• _STATED GOAL A_: Quote every phrase or sentence in the Perl Monks post below that ends with a question mark.

• _DOCUMENT EXTRACT_:
-- Start --

DrWhy has asked for the wisdom of the Perl Monks concerning the following question:

We're working on a home-grown search engine daemon here and are having some trouble with signal handling (under 5.6.1, and 5.8.x). We have two processes: the actual search daemon and a watcher. The watcher will automatically restart the search engine under various circumstances, e.g. when the search database has had sufficiently significant changes made to it, or when the search engine dies/is killed.

The problem is that in our testing it appears that some of the signals are not getting through to our handlers. It looks like something -- the perl engine maybe? -- is trapping and ignoring some signals before our handlers have a chance at them. The problem appears to be timing-related. When two signals are generated close together in time (on the order of milliseconds) the first signal never makes it to our code, but the second one does.

Does this scenario ring a bell with anyone out there?

Replies are listed 'Best First'.
•Re: Perl dropping signals?

-- End --

• _RECORDS SUPPLIED_:
-- Start --

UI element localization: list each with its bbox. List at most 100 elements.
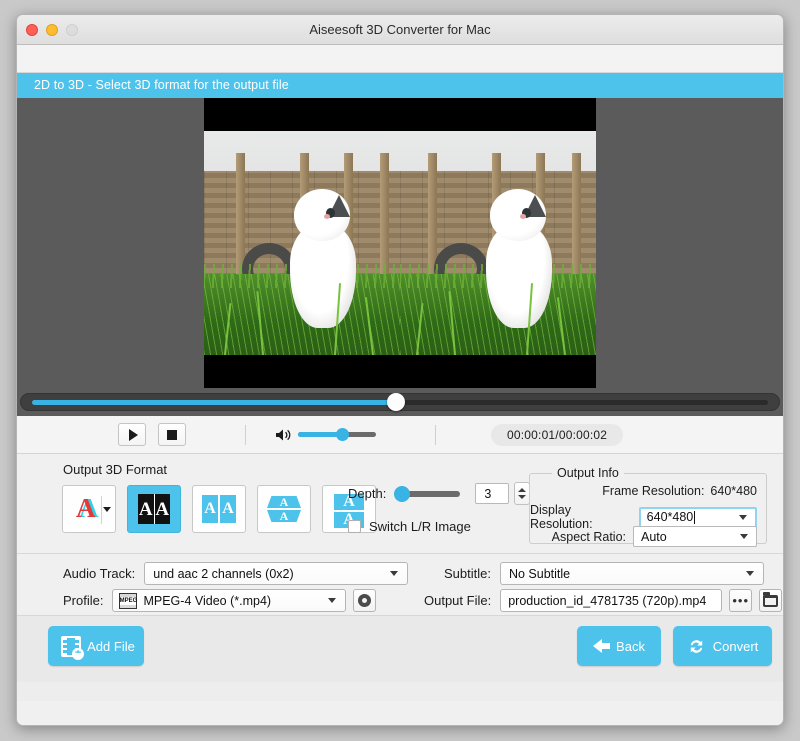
divider bbox=[245, 424, 246, 445]
subtitle-select[interactable]: No Subtitle bbox=[499, 562, 764, 585]
format-anaglyph-button[interactable]: A A bbox=[62, 485, 116, 533]
audio-track-row: Audio Track: und aac 2 channels (0x2) bbox=[63, 562, 409, 585]
aspect-ratio-value: Auto bbox=[641, 529, 667, 544]
zoom-button bbox=[66, 24, 78, 36]
aspect-ratio-label: Aspect Ratio: bbox=[551, 529, 626, 544]
convert-button[interactable]: Convert bbox=[673, 626, 772, 666]
seek-handle[interactable] bbox=[387, 393, 405, 411]
step-banner: 2D to 3D - Select 3D format for the outp… bbox=[17, 73, 783, 98]
mpeg-icon: MPEG bbox=[119, 592, 138, 609]
speaker-icon bbox=[276, 429, 291, 440]
folder-icon bbox=[763, 591, 779, 607]
sync-arrows-icon bbox=[687, 637, 706, 656]
output-info-title: Output Info bbox=[552, 466, 624, 480]
output-file-label: Output File: bbox=[424, 593, 492, 608]
minimize-button[interactable] bbox=[46, 24, 58, 36]
divider bbox=[101, 496, 102, 524]
window-footer bbox=[17, 682, 783, 701]
open-folder-button[interactable] bbox=[759, 589, 783, 612]
frame-resolution-row: Frame Resolution: 640*480 bbox=[602, 484, 757, 498]
close-button[interactable] bbox=[26, 24, 38, 36]
aspect-ratio-select[interactable]: Auto bbox=[633, 526, 757, 547]
output-file-input[interactable]: production_id_4781735 (720p).mp4 bbox=[500, 589, 723, 612]
gear-icon bbox=[358, 594, 372, 607]
output-file-row: Output File: production_id_4781735 (720p… bbox=[424, 589, 783, 612]
profile-settings-button[interactable] bbox=[353, 589, 377, 612]
back-button[interactable]: Back bbox=[577, 626, 661, 666]
stepper-down-icon[interactable] bbox=[518, 495, 527, 499]
anaglyph-A-icon: A A bbox=[76, 493, 99, 523]
chevron-down-icon[interactable] bbox=[103, 507, 111, 512]
depth-stepper[interactable] bbox=[514, 482, 531, 505]
depth-slider[interactable] bbox=[394, 485, 461, 502]
timecode-display: 00:00:01/00:00:02 bbox=[491, 423, 624, 446]
action-bar: + Add File Back Convert bbox=[17, 616, 783, 682]
subtitle-value: No Subtitle bbox=[508, 566, 571, 581]
left-eye-image bbox=[204, 131, 400, 355]
video-frame bbox=[204, 98, 596, 388]
depth-value-field[interactable]: 3 bbox=[475, 483, 510, 504]
depth-control-row: Depth: 3 bbox=[348, 482, 531, 505]
convert-label: Convert bbox=[712, 638, 759, 654]
divider bbox=[435, 424, 436, 445]
interlaced-AA-icon: A A bbox=[138, 494, 170, 524]
text-cursor bbox=[694, 510, 696, 524]
app-window: Aiseesoft 3D Converter for Mac 2D to 3D … bbox=[16, 14, 784, 726]
format-anamorphic-top-bottom-button[interactable]: A A bbox=[257, 485, 311, 533]
format-side-by-side-button[interactable]: A A bbox=[192, 485, 246, 533]
stop-icon bbox=[167, 429, 177, 440]
anamorphic-top-bottom-icon: A A bbox=[267, 496, 301, 522]
settings-section: Audio Track: und aac 2 channels (0x2) Pr… bbox=[17, 554, 783, 616]
seek-slider[interactable] bbox=[20, 393, 780, 411]
switch-lr-checkbox[interactable] bbox=[348, 520, 361, 533]
video-preview-area bbox=[17, 98, 783, 388]
chevron-down-icon[interactable] bbox=[740, 534, 748, 539]
toolbar-strip bbox=[17, 45, 783, 73]
depth-label: Depth: bbox=[348, 486, 387, 501]
output-info-group: Output Info Frame Resolution: 640*480 Di… bbox=[529, 466, 767, 547]
traffic-lights bbox=[26, 24, 78, 36]
seek-progress bbox=[32, 399, 394, 405]
right-eye-image bbox=[400, 131, 596, 355]
profile-select[interactable]: MPEG MPEG-4 Video (*.mp4) bbox=[112, 589, 347, 612]
profile-row: Profile: MPEG MPEG-4 Video (*.mp4) bbox=[63, 589, 377, 612]
film-strip-add-icon: + bbox=[61, 635, 85, 660]
display-resolution-value: 640*480 bbox=[646, 510, 694, 524]
audio-track-select[interactable]: und aac 2 channels (0x2) bbox=[144, 562, 409, 585]
audio-track-value: und aac 2 channels (0x2) bbox=[153, 566, 294, 581]
volume-slider[interactable] bbox=[298, 428, 376, 441]
transport-controls: 00:00:01/00:00:02 bbox=[17, 416, 783, 454]
play-button[interactable] bbox=[118, 423, 146, 446]
switch-lr-row[interactable]: Switch L/R Image bbox=[348, 519, 471, 534]
arrow-left-icon bbox=[593, 639, 611, 653]
ellipsis-icon: ••• bbox=[732, 592, 750, 608]
title-bar: Aiseesoft 3D Converter for Mac bbox=[17, 15, 783, 45]
chevron-down-icon[interactable] bbox=[328, 598, 337, 603]
output-3d-format-title: Output 3D Format bbox=[63, 462, 168, 477]
back-label: Back bbox=[616, 638, 645, 654]
format-interlaced-button[interactable]: A A bbox=[127, 485, 181, 533]
stop-button[interactable] bbox=[158, 423, 186, 446]
depth-handle[interactable] bbox=[394, 485, 411, 502]
add-file-label: Add File bbox=[87, 638, 135, 654]
chevron-down-icon[interactable] bbox=[390, 571, 399, 576]
side-by-side-AA-icon: A A bbox=[202, 495, 236, 523]
switch-lr-label: Switch L/R Image bbox=[369, 519, 471, 534]
frame-resolution-label: Frame Resolution: bbox=[602, 484, 705, 498]
subtitle-row: Subtitle: No Subtitle bbox=[444, 562, 764, 585]
stepper-up-icon[interactable] bbox=[518, 488, 527, 492]
play-icon bbox=[128, 428, 138, 441]
add-file-button[interactable]: + Add File bbox=[48, 626, 144, 666]
display-resolution-input[interactable]: 640*480 bbox=[638, 506, 757, 528]
format-button-group: A A A A A A A A A bbox=[62, 485, 376, 533]
stereo-pair bbox=[204, 131, 596, 355]
frame-resolution-value: 640*480 bbox=[710, 484, 757, 498]
chevron-down-icon[interactable] bbox=[739, 514, 747, 520]
volume-handle[interactable] bbox=[336, 428, 349, 441]
output-file-browse-button[interactable]: ••• bbox=[729, 589, 753, 612]
output-3d-format-section: Output 3D Format A A A A A A A A A Depth… bbox=[17, 454, 783, 554]
window-title: Aiseesoft 3D Converter for Mac bbox=[309, 22, 491, 37]
volume-control[interactable] bbox=[275, 428, 376, 442]
chevron-down-icon[interactable] bbox=[745, 571, 754, 576]
seek-bar-container bbox=[17, 388, 783, 416]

-- End --

• _STATED GOAL B_: Copy the lines of the records that begin with the line containing "divider bbox=[245, 424, 246, 445]" and end after the line containing "audio-track-row: Audio Track: und".

• _PROBLEM SOLUTION A_:
- "the perl engine maybe?"
- "Does this scenario ring a bell with anyone out there?"
- "Re: Perl dropping signals?"

• _PROBLEM SOLUTION B_:
divider bbox=[245, 424, 246, 445]
subtitle-select[interactable]: No Subtitle bbox=[499, 562, 764, 585]
format-anaglyph-button[interactable]: A A bbox=[62, 485, 116, 533]
audio-track-row: Audio Track: und aac 2 channels (0x2) bbox=[63, 562, 409, 585]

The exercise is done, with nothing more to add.